#### DESCRIPTION OF THE TASK
Each entry must be given again exactly; images do not belong in the copy.

========================================

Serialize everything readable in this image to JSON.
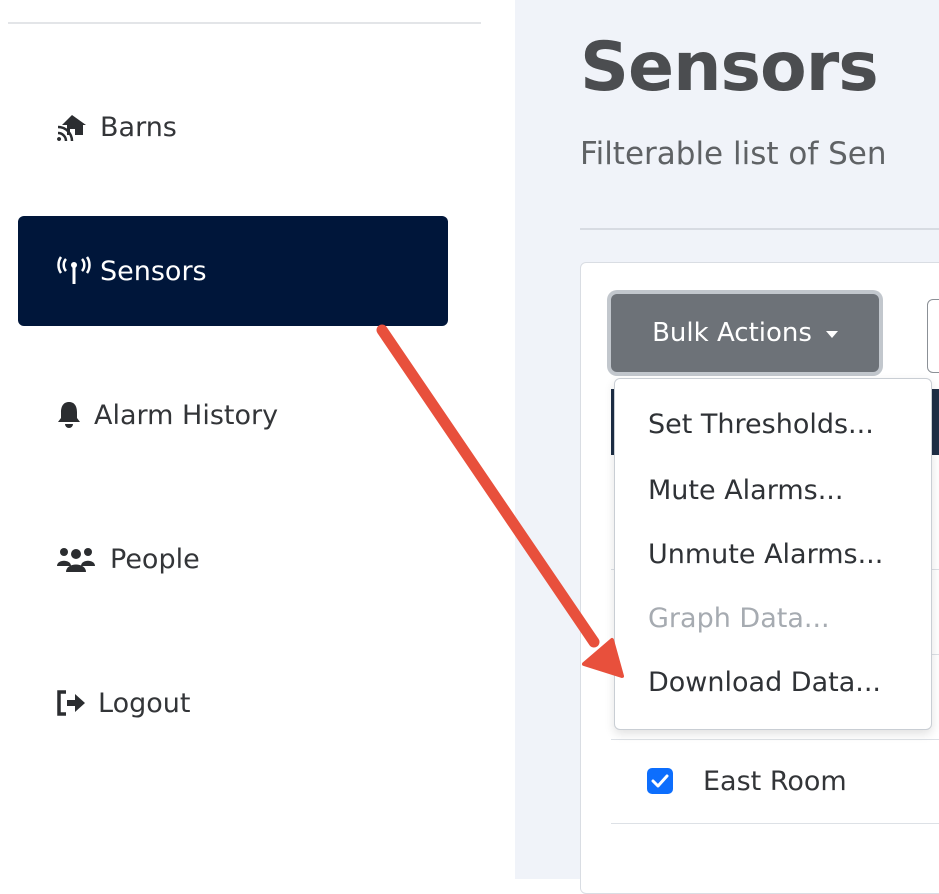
{
  "sidebar": {
    "items": [
      {
        "label": "Barns",
        "icon": "barn-wifi-icon",
        "active": false
      },
      {
        "label": "Sensors",
        "icon": "antenna-icon",
        "active": true
      },
      {
        "label": "Alarm History",
        "icon": "bell-icon",
        "active": false
      },
      {
        "label": "People",
        "icon": "people-icon",
        "active": false
      },
      {
        "label": "Logout",
        "icon": "logout-icon",
        "active": false
      }
    ]
  },
  "main": {
    "title": "Sensors",
    "subtitle": "Filterable list of Sen",
    "bulk_actions_label": "Bulk Actions",
    "row": {
      "label": "East Room",
      "checked": true
    }
  },
  "dropdown": {
    "items": [
      {
        "label": "Set Thresholds...",
        "disabled": false
      },
      {
        "label": "Mute Alarms...",
        "disabled": false
      },
      {
        "label": "Unmute Alarms...",
        "disabled": false
      },
      {
        "label": "Graph Data...",
        "disabled": true
      },
      {
        "label": "Download Data...",
        "disabled": false
      }
    ]
  },
  "colors": {
    "sidebar_active_bg": "#00163a",
    "bulk_button_bg": "#6d7278",
    "checkbox": "#0d6efd",
    "annotation_arrow": "#e8503c"
  }
}
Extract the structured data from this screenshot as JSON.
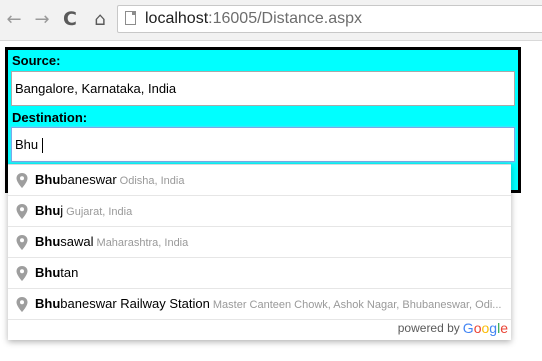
{
  "browser": {
    "url_host": "localhost",
    "url_path": ":16005/Distance.aspx",
    "back_icon": "←",
    "forward_icon": "→",
    "reload_icon": "C",
    "home_icon": "⌂"
  },
  "form": {
    "source_label": "Source:",
    "source_value": "Bangalore, Karnataka, India",
    "destination_label": "Destination:",
    "destination_value": "Bhu",
    "panel_color": "#00ffff"
  },
  "autocomplete": {
    "items": [
      {
        "match": "Bhu",
        "rest": "baneswar",
        "secondary": "Odisha, India"
      },
      {
        "match": "Bhu",
        "rest": "j",
        "secondary": "Gujarat, India"
      },
      {
        "match": "Bhu",
        "rest": "sawal",
        "secondary": "Maharashtra, India"
      },
      {
        "match": "Bhu",
        "rest": "tan",
        "secondary": ""
      },
      {
        "match": "Bhu",
        "rest": "baneswar Railway Station",
        "secondary": "Master Canteen Chowk, Ashok Nagar, Bhubaneswar, Odi..."
      }
    ],
    "powered_by": "powered by",
    "logo_letters": [
      {
        "ch": "G",
        "color": "#4285f4"
      },
      {
        "ch": "o",
        "color": "#ea4335"
      },
      {
        "ch": "o",
        "color": "#fbbc05"
      },
      {
        "ch": "g",
        "color": "#4285f4"
      },
      {
        "ch": "l",
        "color": "#34a853"
      },
      {
        "ch": "e",
        "color": "#ea4335"
      }
    ]
  }
}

========================================

#### RESPONSE
Serialize everything readable in this image to JSON.
{
  "sidebar": {
    "items": [
      {
        "label": "Barns",
        "icon": "barn-wifi-icon",
        "active": false
      },
      {
        "label": "Sensors",
        "icon": "antenna-icon",
        "active": true
      },
      {
        "label": "Alarm History",
        "icon": "bell-icon",
        "active": false
      },
      {
        "label": "People",
        "icon": "people-icon",
        "active": false
      },
      {
        "label": "Logout",
        "icon": "logout-icon",
        "active": false
      }
    ]
  },
  "main": {
    "title": "Sensors",
    "subtitle": "Filterable list of Sen",
    "bulk_actions_label": "Bulk Actions",
    "row": {
      "label": "East Room",
      "checked": true
    }
  },
  "dropdown": {
    "items": [
      {
        "label": "Set Thresholds...",
        "disabled": false
      },
      {
        "label": "Mute Alarms...",
        "disabled": false
      },
      {
        "label": "Unmute Alarms...",
        "disabled": false
      },
      {
        "label": "Graph Data...",
        "disabled": true
      },
      {
        "label": "Download Data...",
        "disabled": false
      }
    ]
  },
  "colors": {
    "sidebar_active_bg": "#00163a",
    "bulk_button_bg": "#6d7278",
    "checkbox": "#0d6efd",
    "annotation_arrow": "#e8503c"
  }
}
Extract the structured data from this screenshot as JSON.
{
  "browser": {
    "url_host": "localhost",
    "url_path": ":16005/Distance.aspx",
    "back_icon": "←",
    "forward_icon": "→",
    "reload_icon": "C",
    "home_icon": "⌂"
  },
  "form": {
    "source_label": "Source:",
    "source_value": "Bangalore, Karnataka, India",
    "destination_label": "Destination:",
    "destination_value": "Bhu",
    "panel_color": "#00ffff"
  },
  "autocomplete": {
    "items": [
      {
        "match": "Bhu",
        "rest": "baneswar",
        "secondary": "Odisha, India"
      },
      {
        "match": "Bhu",
        "rest": "j",
        "secondary": "Gujarat, India"
      },
      {
        "match": "Bhu",
        "rest": "sawal",
        "secondary": "Maharashtra, India"
      },
      {
        "match": "Bhu",
        "rest": "tan",
        "secondary": ""
      },
      {
        "match": "Bhu",
        "rest": "baneswar Railway Station",
        "secondary": "Master Canteen Chowk, Ashok Nagar, Bhubaneswar, Odi..."
      }
    ],
    "powered_by": "powered by",
    "logo_letters": [
      {
        "ch": "G",
        "color": "#4285f4"
      },
      {
        "ch": "o",
        "color": "#ea4335"
      },
      {
        "ch": "o",
        "color": "#fbbc05"
      },
      {
        "ch": "g",
        "color": "#4285f4"
      },
      {
        "ch": "l",
        "color": "#34a853"
      },
      {
        "ch": "e",
        "color": "#ea4335"
      }
    ]
  }
}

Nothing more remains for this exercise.